■ WHAT TO DO: Where the string "questions" occurs in the material below, report the whole line.

■ THE INPUT:
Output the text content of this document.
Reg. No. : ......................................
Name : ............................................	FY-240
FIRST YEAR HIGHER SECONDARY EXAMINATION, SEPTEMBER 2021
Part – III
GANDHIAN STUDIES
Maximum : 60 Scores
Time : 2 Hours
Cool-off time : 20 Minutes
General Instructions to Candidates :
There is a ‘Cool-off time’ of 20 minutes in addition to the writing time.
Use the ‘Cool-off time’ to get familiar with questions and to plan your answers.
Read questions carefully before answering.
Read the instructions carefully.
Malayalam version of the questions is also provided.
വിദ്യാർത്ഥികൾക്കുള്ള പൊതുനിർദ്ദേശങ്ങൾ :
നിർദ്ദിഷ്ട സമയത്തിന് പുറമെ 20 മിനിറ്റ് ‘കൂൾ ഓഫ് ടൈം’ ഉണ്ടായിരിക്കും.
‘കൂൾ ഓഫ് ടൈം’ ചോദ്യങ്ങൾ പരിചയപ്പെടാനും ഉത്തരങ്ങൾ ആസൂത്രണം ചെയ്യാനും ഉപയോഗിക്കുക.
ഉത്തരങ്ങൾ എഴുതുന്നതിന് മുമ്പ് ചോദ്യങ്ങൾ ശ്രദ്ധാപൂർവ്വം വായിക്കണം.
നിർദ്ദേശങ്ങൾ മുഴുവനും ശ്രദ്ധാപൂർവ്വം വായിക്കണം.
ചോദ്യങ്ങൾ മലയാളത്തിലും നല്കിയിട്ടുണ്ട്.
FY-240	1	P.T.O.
---
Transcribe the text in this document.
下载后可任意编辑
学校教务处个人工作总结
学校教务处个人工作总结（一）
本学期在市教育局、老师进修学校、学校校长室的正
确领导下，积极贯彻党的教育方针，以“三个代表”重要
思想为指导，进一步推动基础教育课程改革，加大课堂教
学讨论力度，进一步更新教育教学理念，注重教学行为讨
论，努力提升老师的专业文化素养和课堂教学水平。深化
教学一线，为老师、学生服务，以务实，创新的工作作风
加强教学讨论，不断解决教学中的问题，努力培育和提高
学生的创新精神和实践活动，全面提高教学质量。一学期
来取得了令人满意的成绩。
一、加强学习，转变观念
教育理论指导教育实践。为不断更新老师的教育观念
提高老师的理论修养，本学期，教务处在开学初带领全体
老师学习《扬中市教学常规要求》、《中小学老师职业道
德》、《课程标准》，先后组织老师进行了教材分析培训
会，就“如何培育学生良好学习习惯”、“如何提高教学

■ ANSWER TO THE PROBLEM:
Use the ‘Cool-off time’ to get familiar with questions and to plan your answers.
Read questions carefully before answering.
Malayalam version of the questions is also provided.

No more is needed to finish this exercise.